* WRITTEN INSTRUCTION: Of the lines in these entries, how many contain the string "title"? Give the number and nothing else.

* PROVIDED MATERIAL:

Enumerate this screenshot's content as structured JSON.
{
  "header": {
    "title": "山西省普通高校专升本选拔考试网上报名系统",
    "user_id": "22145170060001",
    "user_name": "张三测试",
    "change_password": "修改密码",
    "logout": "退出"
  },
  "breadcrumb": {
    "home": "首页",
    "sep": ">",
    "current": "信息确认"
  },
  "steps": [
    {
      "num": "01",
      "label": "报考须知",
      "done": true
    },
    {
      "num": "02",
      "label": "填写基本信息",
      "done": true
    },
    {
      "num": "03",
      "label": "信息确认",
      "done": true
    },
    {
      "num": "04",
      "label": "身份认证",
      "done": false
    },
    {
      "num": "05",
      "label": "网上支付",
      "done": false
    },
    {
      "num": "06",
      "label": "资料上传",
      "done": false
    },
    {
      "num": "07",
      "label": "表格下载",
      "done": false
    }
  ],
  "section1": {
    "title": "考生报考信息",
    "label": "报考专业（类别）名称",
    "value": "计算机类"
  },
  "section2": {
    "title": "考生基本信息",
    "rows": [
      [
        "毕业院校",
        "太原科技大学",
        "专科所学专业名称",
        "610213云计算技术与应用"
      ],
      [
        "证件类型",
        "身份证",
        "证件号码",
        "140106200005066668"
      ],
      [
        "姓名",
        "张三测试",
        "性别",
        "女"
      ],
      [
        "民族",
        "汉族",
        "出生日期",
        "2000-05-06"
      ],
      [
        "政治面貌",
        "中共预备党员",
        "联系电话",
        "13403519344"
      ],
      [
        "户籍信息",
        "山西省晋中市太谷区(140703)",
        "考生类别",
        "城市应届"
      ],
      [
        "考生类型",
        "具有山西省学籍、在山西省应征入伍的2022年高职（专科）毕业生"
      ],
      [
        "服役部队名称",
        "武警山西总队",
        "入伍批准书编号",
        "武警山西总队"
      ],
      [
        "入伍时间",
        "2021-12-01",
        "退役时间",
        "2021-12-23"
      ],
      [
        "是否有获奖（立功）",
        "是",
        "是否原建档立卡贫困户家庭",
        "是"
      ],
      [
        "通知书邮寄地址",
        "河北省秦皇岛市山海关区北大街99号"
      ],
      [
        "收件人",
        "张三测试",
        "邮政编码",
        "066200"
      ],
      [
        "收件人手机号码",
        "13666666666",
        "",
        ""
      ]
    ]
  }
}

* WRITTEN SOLUTION: 3